> _Document_
+ + + + +
It’s taken me more than six months to contemplate starting this post. This is not for any deeply emotive or shocking reasons. What I am writing about is not particularly important, nor earth-shattering. It is certainly self-indulgent and that doesn’t sit particularly comfortably with me, but that may only be partly the reason behind my hesitation.
For the past year, I have had a small photography site lurking in the depths of the internet. I am unsure as to exactly why I built it, but suffice to say I’ve only shown this site to a few people. Unsurprisingly, the feedback from my consistently supportive friends and family has been overwhelmingly positive. They all said I should publicise the site a bit more. It is after all, what I do for a living. Or at the very least, an extension of this. Sort of. Maybe.
The site is still very much a work in progress and is mostly drawn from my personal and professional travels around North America. The sets are not large, but this is deliberate. I have just posted images to which I have a particular response.
With that in mind, here it is: www.oneframeintwentyfive.co.uk
That a cameraman should also take still pictures is in no way surprising. Indeed, it’s positively encouraged and expected. Particularly with the current convergence of technologies in both fields. However, for years I have had a reticence when it comes to showing any stills work.
As a young producer, a director whom I greatly admired – and indeed still do – confided in me that he was wracked with a sometimes crippling self-doubt. Before every shoot he would have a moment of panic during which he would fear ‘being found out’ and would question how and indeed why he was in the position he now found himself. Indeed, it was certainly heightened in an industry not known for praise or indeed a basic framework into which one can fit and can find the approval and assertion that ‘yes, congratulations you are now a [insert whatever title you want here]‘. We discussed that, not only was this feeling natural and commonplace, but it was one that few of us would actually want to do without. We might know we’re good, we just don’t believe it. Professionally it makes us push to do and be the best we can be, every time, without fail.
+ + + + +
Items taken from a data source
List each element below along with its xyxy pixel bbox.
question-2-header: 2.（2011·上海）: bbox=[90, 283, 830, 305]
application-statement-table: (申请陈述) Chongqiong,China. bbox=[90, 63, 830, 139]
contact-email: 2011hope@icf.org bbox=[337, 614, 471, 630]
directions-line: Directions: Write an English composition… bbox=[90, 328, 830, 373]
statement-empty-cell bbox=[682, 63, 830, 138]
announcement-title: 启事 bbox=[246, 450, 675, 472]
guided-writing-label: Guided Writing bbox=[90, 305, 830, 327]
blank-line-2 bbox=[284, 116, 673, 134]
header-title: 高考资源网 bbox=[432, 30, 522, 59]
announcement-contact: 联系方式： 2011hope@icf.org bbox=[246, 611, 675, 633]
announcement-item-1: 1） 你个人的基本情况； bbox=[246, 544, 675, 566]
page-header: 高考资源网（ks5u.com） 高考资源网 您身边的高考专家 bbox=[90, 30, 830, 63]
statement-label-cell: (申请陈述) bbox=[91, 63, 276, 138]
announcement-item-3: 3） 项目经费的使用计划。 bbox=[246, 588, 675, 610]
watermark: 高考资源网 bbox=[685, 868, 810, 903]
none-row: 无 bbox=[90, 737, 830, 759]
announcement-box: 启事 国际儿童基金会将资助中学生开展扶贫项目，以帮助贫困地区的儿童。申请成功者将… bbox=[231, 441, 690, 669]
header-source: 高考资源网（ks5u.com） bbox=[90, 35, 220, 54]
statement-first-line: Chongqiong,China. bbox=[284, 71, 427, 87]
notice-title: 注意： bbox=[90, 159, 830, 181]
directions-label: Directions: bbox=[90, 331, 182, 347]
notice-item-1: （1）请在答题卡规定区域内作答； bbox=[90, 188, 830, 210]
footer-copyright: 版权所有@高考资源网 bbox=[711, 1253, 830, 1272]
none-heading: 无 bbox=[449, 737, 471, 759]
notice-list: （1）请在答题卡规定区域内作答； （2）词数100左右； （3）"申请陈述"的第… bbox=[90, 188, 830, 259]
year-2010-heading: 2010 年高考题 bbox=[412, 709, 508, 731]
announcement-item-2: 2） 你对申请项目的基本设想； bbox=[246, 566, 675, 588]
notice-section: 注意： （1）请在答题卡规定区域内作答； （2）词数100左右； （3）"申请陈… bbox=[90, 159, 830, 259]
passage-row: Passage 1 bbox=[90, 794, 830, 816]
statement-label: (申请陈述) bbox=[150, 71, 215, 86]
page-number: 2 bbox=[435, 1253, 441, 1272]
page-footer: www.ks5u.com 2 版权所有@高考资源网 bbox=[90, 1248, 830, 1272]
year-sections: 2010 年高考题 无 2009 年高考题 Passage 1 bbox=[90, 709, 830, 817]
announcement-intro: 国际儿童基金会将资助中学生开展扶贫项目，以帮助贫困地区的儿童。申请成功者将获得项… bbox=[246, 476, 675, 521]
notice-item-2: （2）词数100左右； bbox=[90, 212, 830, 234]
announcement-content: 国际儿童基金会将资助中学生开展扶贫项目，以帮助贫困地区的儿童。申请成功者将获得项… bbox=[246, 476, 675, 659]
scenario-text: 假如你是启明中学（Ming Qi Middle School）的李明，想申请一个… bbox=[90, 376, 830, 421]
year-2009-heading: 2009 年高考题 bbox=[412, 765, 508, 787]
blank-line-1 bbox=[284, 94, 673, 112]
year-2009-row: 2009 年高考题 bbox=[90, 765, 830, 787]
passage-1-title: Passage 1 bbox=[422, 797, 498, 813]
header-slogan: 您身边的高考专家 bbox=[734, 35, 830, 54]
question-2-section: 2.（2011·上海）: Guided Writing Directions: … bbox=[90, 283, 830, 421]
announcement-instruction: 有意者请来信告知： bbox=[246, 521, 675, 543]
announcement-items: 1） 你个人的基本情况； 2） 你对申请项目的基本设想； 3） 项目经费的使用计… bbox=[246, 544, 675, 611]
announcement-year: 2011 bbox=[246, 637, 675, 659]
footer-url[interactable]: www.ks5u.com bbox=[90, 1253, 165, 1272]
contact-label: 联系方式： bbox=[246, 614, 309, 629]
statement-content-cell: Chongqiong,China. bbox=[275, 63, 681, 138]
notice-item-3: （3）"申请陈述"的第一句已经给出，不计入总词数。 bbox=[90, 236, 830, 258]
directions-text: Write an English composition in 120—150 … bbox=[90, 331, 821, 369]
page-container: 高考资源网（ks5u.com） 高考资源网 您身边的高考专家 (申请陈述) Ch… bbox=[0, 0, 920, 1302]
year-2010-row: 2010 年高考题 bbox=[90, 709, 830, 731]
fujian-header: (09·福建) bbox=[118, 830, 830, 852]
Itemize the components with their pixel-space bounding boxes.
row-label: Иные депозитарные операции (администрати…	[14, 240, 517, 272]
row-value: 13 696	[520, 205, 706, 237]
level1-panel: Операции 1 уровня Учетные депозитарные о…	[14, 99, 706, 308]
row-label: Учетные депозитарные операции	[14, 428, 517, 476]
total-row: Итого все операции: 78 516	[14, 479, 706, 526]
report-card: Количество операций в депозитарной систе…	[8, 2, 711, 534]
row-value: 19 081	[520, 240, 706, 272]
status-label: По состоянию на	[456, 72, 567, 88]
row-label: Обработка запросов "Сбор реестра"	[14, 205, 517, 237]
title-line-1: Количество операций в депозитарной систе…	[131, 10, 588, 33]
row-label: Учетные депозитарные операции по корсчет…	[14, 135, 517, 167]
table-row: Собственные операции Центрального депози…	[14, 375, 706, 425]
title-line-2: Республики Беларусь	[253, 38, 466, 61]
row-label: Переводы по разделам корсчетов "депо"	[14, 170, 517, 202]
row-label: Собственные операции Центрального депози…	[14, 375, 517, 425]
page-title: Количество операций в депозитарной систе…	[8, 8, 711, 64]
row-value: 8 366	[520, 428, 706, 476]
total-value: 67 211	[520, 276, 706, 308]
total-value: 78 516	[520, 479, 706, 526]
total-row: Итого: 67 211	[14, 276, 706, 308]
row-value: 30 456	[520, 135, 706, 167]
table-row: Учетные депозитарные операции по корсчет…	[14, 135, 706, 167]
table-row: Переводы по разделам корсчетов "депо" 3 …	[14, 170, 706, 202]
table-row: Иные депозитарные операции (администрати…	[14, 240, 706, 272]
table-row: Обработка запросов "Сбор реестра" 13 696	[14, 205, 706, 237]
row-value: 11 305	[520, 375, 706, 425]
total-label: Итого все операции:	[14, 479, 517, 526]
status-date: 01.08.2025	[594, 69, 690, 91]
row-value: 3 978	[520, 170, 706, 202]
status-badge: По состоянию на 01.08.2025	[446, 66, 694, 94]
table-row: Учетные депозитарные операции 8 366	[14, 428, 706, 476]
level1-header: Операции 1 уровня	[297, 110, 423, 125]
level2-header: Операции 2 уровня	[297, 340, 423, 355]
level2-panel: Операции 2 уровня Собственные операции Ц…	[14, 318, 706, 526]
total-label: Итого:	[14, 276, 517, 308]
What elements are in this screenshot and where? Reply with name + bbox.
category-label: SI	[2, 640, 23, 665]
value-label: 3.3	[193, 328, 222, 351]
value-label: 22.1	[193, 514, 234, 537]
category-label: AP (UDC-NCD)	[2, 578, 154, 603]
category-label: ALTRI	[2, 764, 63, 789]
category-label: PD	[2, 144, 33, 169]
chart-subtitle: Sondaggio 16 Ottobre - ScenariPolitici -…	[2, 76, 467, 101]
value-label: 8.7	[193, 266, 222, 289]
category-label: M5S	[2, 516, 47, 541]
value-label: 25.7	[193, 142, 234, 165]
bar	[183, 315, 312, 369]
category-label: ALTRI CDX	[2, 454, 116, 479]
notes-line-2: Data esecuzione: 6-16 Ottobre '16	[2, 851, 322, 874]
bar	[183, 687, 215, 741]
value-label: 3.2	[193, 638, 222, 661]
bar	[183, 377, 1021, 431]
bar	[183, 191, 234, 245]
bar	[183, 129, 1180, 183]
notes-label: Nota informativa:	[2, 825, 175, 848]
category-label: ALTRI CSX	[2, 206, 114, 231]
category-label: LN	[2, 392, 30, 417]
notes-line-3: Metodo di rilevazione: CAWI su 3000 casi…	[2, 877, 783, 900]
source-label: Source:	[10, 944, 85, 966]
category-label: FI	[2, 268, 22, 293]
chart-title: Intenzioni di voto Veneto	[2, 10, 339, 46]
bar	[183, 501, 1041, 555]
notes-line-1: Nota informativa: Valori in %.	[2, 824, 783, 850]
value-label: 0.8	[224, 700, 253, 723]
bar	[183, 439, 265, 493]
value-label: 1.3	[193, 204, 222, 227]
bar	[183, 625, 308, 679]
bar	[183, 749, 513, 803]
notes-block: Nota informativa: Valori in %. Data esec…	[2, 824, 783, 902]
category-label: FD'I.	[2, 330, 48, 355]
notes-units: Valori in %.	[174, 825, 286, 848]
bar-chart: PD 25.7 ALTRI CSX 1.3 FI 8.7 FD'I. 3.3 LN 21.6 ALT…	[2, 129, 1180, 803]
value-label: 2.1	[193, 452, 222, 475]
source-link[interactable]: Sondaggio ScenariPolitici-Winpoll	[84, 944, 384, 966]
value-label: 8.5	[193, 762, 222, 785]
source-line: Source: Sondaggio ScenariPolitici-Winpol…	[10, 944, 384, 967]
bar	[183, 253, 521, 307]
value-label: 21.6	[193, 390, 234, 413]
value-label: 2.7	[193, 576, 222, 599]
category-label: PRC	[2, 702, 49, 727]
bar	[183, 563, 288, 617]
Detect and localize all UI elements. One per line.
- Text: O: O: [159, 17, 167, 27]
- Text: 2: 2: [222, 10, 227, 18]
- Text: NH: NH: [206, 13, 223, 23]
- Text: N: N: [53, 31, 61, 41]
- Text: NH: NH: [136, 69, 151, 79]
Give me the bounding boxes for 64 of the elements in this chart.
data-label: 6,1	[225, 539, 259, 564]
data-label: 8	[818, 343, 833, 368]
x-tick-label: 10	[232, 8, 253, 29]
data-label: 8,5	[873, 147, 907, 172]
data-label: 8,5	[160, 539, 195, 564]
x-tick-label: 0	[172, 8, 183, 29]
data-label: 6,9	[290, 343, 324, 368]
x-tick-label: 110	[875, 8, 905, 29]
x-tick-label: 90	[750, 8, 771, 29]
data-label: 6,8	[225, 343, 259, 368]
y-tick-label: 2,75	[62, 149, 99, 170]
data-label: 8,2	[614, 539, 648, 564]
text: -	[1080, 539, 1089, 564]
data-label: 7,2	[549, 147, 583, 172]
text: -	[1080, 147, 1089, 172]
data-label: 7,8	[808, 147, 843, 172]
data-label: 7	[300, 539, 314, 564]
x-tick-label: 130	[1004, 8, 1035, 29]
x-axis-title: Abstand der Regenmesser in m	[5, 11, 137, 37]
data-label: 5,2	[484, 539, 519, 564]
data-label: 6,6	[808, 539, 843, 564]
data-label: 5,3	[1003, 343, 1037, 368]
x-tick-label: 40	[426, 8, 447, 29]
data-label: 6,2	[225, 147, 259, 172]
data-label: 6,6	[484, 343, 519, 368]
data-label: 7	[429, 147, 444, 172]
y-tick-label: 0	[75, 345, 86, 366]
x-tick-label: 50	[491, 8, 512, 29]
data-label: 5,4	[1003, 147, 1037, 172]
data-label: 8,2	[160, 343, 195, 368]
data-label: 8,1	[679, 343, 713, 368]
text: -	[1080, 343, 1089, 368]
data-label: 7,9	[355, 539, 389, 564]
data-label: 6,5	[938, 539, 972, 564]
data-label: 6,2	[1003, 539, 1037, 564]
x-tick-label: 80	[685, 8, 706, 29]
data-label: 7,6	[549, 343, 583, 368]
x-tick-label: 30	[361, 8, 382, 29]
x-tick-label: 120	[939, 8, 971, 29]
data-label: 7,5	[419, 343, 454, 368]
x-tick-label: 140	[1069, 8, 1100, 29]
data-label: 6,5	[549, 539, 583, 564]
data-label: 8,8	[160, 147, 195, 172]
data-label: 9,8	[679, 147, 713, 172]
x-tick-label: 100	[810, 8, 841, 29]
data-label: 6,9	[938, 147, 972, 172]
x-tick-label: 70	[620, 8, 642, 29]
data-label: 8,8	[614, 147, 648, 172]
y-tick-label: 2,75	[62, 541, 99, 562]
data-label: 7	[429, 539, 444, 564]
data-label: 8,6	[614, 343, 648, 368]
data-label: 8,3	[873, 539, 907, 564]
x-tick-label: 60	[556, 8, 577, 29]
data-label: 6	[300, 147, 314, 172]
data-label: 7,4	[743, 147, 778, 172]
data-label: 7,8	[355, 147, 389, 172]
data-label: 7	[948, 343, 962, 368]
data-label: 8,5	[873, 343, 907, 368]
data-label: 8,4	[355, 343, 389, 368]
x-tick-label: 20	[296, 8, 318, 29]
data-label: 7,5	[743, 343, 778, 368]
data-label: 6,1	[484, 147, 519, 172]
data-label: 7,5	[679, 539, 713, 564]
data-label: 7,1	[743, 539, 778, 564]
+ + + + +
> _Work to complete_
1. In the blog post, which region do most of the photography site's pictures come from?
2. Shorten the paragraph in the blog post that begins "As a young producer" into a few sentences, keeping its main facts.
These items have nothing to do with the blog post.

> _Solutions below_
1. Most of the pictures come from the writer's personal and professional travels around North America.

2. When the writer was a young producer, a much-admired director admitted to struggling with sometimes crippling self-doubt. Before every shoot he panicked about "being found out" and questioned how and why he had reached his position. This feeling was made worse by an industry that rarely gives praise or any clear sign that someone has made it. The two agreed that the feeling is natural and common, and that few would want to lose it: people may know they're good without believing it, and that pushes them to do their best every time.